AIM:
What is needed here is an exact copy of every entry.

(Data records)
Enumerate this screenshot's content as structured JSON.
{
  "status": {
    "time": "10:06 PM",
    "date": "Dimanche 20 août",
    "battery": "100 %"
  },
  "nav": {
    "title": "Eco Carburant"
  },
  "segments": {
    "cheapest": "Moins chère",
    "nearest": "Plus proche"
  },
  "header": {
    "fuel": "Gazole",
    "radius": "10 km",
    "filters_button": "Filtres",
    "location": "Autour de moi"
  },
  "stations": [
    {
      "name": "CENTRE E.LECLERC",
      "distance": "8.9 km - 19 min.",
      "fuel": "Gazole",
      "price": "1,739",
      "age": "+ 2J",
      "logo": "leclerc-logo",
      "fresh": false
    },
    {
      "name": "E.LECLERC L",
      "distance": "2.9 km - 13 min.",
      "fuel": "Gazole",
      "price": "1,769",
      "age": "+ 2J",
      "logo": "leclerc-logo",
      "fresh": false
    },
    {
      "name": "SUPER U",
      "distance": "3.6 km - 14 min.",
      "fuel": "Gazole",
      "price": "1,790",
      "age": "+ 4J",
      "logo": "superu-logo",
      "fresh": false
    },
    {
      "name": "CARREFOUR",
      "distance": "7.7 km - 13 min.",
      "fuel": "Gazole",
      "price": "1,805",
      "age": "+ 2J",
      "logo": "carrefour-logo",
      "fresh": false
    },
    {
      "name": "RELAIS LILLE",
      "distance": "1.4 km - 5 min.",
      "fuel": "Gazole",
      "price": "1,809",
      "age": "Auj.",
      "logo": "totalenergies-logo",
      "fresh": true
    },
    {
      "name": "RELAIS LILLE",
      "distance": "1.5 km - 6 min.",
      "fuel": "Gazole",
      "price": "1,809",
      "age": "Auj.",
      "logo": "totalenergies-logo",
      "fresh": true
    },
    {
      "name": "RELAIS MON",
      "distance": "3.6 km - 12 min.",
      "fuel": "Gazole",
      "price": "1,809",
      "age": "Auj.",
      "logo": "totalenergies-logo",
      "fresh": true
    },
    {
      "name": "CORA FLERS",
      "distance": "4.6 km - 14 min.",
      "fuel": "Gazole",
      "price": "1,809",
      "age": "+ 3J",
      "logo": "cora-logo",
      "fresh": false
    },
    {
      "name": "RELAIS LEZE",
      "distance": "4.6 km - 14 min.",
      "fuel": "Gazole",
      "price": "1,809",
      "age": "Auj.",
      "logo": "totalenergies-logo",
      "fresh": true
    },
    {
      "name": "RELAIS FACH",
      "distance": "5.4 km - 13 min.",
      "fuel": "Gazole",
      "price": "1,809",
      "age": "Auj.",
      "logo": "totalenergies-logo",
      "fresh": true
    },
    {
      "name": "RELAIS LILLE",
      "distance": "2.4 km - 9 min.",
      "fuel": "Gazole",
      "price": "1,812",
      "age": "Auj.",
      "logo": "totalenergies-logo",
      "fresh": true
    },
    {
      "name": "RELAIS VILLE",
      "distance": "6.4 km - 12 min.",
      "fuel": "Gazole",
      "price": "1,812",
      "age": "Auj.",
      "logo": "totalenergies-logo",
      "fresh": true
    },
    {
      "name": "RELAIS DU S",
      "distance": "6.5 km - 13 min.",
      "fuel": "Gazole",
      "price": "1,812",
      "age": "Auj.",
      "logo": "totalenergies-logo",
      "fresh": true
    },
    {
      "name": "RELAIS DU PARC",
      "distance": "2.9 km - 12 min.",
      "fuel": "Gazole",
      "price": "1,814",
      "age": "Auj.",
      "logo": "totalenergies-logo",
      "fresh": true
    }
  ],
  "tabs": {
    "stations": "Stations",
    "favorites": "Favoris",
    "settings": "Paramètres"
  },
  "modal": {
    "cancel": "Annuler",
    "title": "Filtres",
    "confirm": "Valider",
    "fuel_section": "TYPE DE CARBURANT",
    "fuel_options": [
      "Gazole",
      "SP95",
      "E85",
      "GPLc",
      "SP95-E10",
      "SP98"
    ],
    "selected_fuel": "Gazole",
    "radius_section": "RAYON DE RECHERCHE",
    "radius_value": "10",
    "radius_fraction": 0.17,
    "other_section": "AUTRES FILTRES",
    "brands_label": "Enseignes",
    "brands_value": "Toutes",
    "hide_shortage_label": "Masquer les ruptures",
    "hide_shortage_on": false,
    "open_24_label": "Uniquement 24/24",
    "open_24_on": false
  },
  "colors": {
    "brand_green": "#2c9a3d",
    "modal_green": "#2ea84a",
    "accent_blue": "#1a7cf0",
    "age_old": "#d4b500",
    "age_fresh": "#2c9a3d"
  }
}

FINISHED TASK:
Enumerate this screenshot's content as structured JSON.
{
  "status": {
    "time": "10:06 PM",
    "date": "Dimanche 20 août",
    "battery": "100 %"
  },
  "nav": {
    "title": "Eco Carburant"
  },
  "segments": {
    "cheapest": "Moins chère",
    "nearest": "Plus proche"
  },
  "header": {
    "fuel": "Gazole",
    "radius": "10 km",
    "filters_button": "Filtres",
    "location": "Autour de moi"
  },
  "stations": [
    {
      "name": "CENTRE E.LECLERC",
      "distance": "8.9 km - 19 min.",
      "fuel": "Gazole",
      "price": "1,739",
      "age": "+ 2J",
      "logo": "leclerc-logo",
      "fresh": false
    },
    {
      "name": "E.LECLERC L",
      "distance": "2.9 km - 13 min.",
      "fuel": "Gazole",
      "price": "1,769",
      "age": "+ 2J",
      "logo": "leclerc-logo",
      "fresh": false
    },
    {
      "name": "SUPER U",
      "distance": "3.6 km - 14 min.",
      "fuel": "Gazole",
      "price": "1,790",
      "age": "+ 4J",
      "logo": "superu-logo",
      "fresh": false
    },
    {
      "name": "CARREFOUR",
      "distance": "7.7 km - 13 min.",
      "fuel": "Gazole",
      "price": "1,805",
      "age": "+ 2J",
      "logo": "carrefour-logo",
      "fresh": false
    },
    {
      "name": "RELAIS LILLE",
      "distance": "1.4 km - 5 min.",
      "fuel": "Gazole",
      "price": "1,809",
      "age": "Auj.",
      "logo": "totalenergies-logo",
      "fresh": true
    },
    {
      "name": "RELAIS LILLE",
      "distance": "1.5 km - 6 min.",
      "fuel": "Gazole",
      "price": "1,809",
      "age": "Auj.",
      "logo": "totalenergies-logo",
      "fresh": true
    },
    {
      "name": "RELAIS MON",
      "distance": "3.6 km - 12 min.",
      "fuel": "Gazole",
      "price": "1,809",
      "age": "Auj.",
      "logo": "totalenergies-logo",
      "fresh": true
    },
    {
      "name": "CORA FLERS",
      "distance": "4.6 km - 14 min.",
      "fuel": "Gazole",
      "price": "1,809",
      "age": "+ 3J",
      "logo": "cora-logo",
      "fresh": false
    },
    {
      "name": "RELAIS LEZE",
      "distance": "4.6 km - 14 min.",
      "fuel": "Gazole",
      "price": "1,809",
      "age": "Auj.",
      "logo": "totalenergies-logo",
      "fresh": true
    },
    {
      "name": "RELAIS FACH",
      "distance": "5.4 km - 13 min.",
      "fuel": "Gazole",
      "price": "1,809",
      "age": "Auj.",
      "logo": "totalenergies-logo",
      "fresh": true
    },
    {
      "name": "RELAIS LILLE",
      "distance": "2.4 km - 9 min.",
      "fuel": "Gazole",
      "price": "1,812",
      "age": "Auj.",
      "logo": "totalenergies-logo",
      "fresh": true
    },
    {
      "name": "RELAIS VILLE",
      "distance": "6.4 km - 12 min.",
      "fuel": "Gazole",
      "price": "1,812",
      "age": "Auj.",
      "logo": "totalenergies-logo",
      "fresh": true
    },
    {
      "name": "RELAIS DU S",
      "distance": "6.5 km - 13 min.",
      "fuel": "Gazole",
      "price": "1,812",
      "age": "Auj.",
      "logo": "totalenergies-logo",
      "fresh": true
    },
    {
      "name": "RELAIS DU PARC",
      "distance": "2.9 km - 12 min.",
      "fuel": "Gazole",
      "price": "1,814",
      "age": "Auj.",
      "logo": "totalenergies-logo",
      "fresh": true
    }
  ],
  "tabs": {
    "stations": "Stations",
    "favorites": "Favoris",
    "settings": "Paramètres"
  },
  "modal": {
    "cancel": "Annuler",
    "title": "Filtres",
    "confirm": "Valider",
    "fuel_section": "TYPE DE CARBURANT",
    "fuel_options": [
      "Gazole",
      "SP95",
      "E85",
      "GPLc",
      "SP95-E10",
      "SP98"
    ],
    "selected_fuel": "Gazole",
    "radius_section": "RAYON DE RECHERCHE",
    "radius_value": "10",
    "radius_fraction": 0.17,
    "other_section": "AUTRES FILTRES",
    "brands_label": "Enseignes",
    "brands_value": "Toutes",
    "hide_shortage_label": "Masquer les ruptures",
    "hide_shortage_on": false,
    "open_24_label": "Uniquement 24/24",
    "open_24_on": false
  },
  "colors": {
    "brand_green": "#2c9a3d",
    "modal_green": "#2ea84a",
    "accent_blue": "#1a7cf0",
    "age_old": "#d4b500",
    "age_fresh": "#2c9a3d"
  }
}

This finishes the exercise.